• **Material for this task**
──────────────────────────────

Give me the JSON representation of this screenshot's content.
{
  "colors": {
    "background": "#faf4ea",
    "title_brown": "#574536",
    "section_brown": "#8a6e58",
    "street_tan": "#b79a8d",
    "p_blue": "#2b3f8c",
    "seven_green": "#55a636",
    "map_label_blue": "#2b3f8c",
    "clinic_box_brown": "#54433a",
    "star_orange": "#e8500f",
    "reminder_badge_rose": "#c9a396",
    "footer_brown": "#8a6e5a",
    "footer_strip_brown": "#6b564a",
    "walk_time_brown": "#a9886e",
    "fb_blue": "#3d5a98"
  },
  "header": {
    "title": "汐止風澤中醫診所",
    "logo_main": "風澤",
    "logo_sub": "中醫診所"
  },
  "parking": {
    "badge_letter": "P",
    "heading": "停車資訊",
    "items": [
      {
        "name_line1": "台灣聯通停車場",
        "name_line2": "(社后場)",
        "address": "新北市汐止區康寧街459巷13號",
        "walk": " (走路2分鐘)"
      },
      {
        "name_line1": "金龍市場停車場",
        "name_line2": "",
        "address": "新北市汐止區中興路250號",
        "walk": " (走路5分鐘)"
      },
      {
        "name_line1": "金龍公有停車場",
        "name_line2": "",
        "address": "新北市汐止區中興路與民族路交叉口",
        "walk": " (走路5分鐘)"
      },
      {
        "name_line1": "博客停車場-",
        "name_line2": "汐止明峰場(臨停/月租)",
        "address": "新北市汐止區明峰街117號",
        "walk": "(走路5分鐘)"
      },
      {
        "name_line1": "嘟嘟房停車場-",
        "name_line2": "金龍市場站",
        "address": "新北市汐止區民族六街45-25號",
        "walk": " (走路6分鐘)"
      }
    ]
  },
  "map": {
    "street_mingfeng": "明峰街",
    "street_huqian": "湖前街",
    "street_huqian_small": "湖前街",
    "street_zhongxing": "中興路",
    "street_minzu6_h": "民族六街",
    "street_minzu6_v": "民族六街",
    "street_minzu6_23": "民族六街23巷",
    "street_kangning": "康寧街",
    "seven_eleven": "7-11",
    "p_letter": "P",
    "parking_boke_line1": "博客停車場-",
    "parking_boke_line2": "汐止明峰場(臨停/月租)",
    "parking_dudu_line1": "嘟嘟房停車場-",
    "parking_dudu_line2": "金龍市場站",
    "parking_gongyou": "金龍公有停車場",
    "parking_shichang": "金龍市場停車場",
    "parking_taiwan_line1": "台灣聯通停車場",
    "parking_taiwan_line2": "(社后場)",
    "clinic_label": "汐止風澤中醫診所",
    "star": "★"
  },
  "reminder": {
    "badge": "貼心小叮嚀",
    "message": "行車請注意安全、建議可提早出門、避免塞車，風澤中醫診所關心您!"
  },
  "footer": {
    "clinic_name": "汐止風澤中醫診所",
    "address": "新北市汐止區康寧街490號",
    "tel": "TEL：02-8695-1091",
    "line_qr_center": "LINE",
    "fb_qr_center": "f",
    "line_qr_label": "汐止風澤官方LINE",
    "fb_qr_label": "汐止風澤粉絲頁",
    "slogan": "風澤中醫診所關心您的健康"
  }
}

──────────────────────────────

• **Directive**
Write out each line of the data that holds the string "汐止明峰場".

• **Task output**
        "name_line2": "汐止明峰場(臨停/月租)",
    "parking_boke_line2": "汐止明峰場(臨停/月租)",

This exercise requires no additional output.